**What the exercise asks**
Find the string "this" in the listing and report every line that has it.

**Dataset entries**
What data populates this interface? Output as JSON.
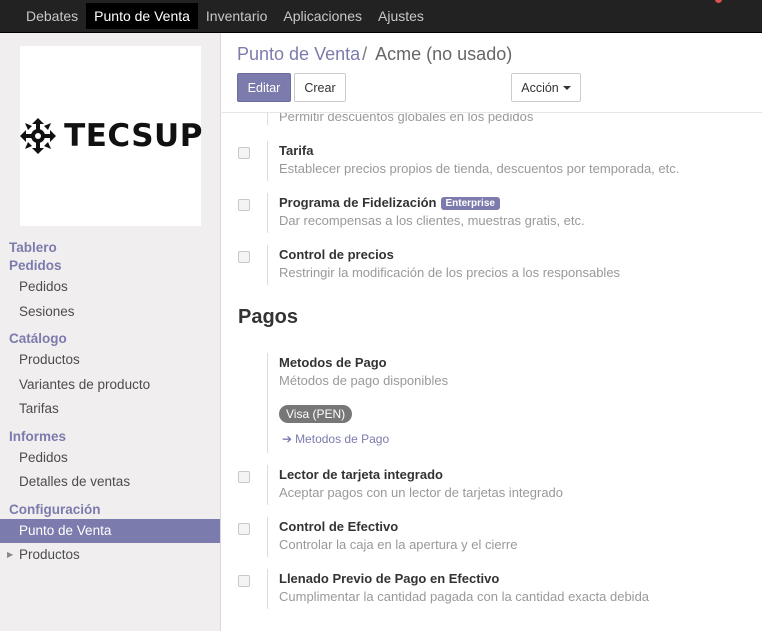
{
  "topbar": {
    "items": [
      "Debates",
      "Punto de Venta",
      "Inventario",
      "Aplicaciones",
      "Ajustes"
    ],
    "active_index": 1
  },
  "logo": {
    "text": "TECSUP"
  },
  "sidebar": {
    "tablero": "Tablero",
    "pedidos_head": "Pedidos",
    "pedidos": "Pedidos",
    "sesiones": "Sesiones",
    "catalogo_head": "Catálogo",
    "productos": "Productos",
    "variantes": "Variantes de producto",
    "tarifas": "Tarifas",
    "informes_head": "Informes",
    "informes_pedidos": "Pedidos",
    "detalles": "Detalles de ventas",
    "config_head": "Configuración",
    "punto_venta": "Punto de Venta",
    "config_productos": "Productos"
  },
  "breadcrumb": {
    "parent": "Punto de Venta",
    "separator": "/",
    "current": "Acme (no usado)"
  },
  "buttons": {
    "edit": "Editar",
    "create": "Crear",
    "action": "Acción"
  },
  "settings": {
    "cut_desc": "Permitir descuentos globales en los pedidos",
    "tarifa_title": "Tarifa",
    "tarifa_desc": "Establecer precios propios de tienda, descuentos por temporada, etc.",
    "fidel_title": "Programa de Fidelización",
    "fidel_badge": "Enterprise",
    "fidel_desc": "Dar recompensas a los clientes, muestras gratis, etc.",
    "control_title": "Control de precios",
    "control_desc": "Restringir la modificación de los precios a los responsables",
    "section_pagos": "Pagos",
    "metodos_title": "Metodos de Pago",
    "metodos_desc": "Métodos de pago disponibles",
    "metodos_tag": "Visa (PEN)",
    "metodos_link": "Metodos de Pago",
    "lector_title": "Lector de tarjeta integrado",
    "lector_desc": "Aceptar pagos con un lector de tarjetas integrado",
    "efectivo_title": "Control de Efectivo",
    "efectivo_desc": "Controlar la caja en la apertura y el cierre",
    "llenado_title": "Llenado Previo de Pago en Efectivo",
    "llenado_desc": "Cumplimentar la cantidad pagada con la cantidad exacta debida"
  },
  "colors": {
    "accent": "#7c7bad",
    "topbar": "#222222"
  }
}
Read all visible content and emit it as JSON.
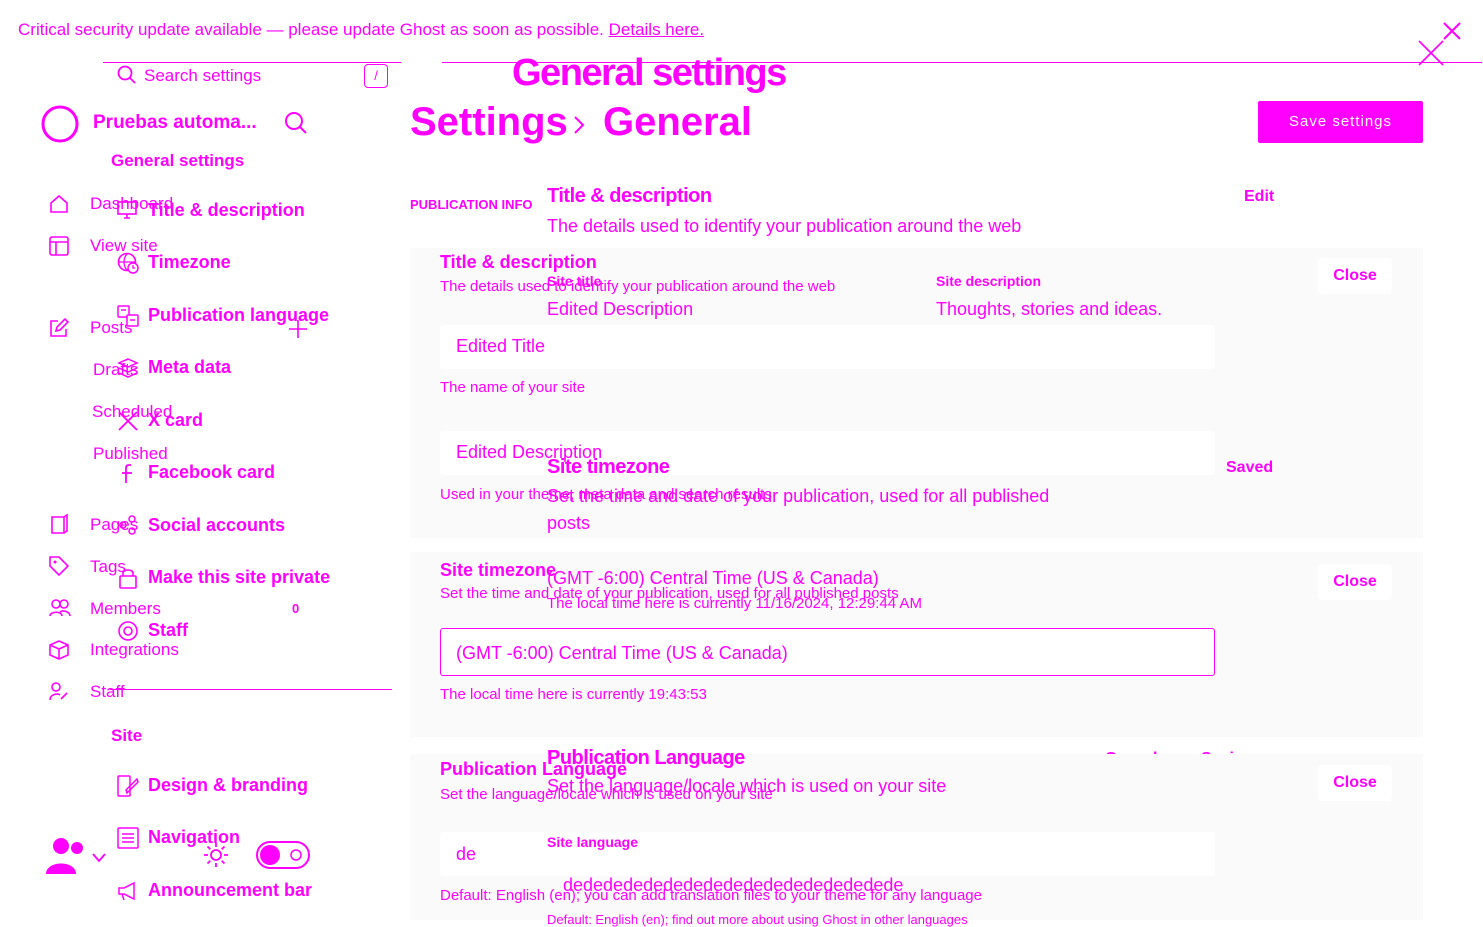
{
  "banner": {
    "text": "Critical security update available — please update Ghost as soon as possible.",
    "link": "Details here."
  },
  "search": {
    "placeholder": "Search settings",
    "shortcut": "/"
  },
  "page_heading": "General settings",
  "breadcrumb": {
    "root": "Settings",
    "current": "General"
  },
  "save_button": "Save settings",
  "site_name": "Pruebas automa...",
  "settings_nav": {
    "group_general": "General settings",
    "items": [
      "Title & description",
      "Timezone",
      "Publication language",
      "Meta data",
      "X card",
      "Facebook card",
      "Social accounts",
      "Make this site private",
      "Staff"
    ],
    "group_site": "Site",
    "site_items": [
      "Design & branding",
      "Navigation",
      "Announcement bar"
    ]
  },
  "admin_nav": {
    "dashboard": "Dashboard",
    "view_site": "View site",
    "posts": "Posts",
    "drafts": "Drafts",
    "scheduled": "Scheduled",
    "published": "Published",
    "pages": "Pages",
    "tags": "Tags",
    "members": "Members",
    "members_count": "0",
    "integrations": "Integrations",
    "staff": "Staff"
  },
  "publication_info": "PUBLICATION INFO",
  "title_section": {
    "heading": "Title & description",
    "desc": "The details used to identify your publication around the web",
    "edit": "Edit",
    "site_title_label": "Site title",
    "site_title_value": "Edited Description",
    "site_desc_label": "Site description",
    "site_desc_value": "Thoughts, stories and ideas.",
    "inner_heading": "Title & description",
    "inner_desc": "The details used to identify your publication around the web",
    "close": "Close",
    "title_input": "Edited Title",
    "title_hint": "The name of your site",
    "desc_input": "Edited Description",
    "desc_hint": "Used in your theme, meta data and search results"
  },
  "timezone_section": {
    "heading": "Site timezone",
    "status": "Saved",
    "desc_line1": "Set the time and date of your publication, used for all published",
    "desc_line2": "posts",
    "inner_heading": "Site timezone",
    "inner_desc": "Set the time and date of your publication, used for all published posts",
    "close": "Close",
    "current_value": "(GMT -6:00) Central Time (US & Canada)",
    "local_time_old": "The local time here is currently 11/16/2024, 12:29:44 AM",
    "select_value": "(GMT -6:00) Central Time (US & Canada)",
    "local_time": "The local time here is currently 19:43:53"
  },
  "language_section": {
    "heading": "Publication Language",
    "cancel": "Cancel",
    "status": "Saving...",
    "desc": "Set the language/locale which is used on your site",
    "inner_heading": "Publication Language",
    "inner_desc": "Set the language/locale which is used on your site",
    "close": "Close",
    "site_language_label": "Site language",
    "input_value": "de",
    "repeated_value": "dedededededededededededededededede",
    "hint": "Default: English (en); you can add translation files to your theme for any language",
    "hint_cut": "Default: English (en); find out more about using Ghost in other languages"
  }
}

**Complete response**
What data populates this interface? Output as JSON.
      "Make this site private",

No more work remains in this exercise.